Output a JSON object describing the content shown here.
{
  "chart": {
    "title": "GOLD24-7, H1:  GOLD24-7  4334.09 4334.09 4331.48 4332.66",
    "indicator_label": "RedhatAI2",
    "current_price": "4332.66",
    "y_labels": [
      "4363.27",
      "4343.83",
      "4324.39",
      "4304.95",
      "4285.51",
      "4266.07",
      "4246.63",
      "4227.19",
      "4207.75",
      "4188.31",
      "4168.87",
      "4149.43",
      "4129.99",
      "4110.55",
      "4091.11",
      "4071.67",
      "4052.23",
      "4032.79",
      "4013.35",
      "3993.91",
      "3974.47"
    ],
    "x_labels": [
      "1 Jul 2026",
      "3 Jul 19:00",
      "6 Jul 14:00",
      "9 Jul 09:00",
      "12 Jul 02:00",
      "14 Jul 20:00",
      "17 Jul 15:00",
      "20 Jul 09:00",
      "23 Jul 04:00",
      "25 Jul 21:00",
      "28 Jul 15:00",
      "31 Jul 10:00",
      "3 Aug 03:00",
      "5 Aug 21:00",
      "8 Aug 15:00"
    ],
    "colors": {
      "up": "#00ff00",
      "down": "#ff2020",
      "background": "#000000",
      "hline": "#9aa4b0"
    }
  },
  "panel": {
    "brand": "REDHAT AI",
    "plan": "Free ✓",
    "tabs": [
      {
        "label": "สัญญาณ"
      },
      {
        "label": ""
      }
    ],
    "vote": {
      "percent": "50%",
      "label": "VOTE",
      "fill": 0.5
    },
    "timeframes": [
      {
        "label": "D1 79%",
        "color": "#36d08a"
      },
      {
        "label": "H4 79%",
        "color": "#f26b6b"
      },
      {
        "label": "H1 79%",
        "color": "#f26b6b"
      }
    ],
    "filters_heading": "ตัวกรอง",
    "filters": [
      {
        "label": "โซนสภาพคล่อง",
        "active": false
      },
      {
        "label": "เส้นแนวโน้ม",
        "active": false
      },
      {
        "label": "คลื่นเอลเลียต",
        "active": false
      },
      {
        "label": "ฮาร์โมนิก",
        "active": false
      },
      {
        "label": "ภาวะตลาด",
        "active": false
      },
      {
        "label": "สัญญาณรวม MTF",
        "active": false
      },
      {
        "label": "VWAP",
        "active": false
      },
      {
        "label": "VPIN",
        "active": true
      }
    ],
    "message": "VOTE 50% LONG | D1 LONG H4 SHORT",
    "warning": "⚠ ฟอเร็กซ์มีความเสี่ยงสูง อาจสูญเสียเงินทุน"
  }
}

---

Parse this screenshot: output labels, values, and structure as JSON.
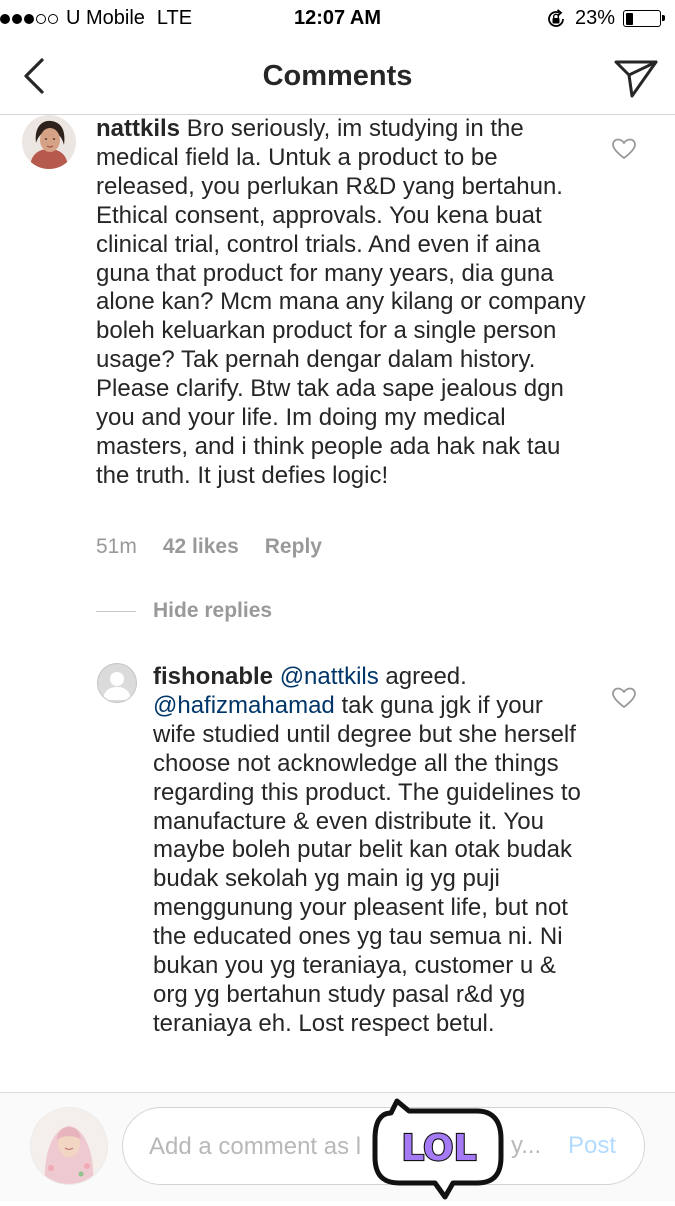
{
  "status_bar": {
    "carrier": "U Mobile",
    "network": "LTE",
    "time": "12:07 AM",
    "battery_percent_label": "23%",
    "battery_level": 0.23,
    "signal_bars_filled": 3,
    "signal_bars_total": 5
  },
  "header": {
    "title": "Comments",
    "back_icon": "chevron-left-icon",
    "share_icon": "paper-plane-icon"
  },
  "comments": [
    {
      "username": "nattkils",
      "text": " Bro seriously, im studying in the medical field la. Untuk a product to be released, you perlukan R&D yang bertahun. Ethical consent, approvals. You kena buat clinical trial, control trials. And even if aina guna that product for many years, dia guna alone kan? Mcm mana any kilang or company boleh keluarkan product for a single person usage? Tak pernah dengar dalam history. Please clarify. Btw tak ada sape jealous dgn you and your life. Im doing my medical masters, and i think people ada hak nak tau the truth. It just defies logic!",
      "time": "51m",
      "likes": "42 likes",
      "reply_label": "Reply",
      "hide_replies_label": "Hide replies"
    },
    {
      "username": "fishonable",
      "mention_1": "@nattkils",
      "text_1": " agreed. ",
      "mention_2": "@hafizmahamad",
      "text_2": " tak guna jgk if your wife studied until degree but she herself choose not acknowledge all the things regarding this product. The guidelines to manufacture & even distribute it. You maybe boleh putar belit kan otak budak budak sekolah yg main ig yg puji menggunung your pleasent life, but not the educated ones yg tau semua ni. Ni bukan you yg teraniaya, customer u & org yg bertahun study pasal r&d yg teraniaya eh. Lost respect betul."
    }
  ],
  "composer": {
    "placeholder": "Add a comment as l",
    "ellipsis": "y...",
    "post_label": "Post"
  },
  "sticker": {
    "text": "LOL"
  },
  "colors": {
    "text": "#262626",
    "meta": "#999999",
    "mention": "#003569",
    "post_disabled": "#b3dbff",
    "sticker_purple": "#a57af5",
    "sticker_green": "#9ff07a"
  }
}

---

List every line from the entries above in which "title" appears.

    "title": "GOLD24-7, H1:  GOLD24-7  4334.09 4334.09 4331.48 4332.66",
    "title": "Comments",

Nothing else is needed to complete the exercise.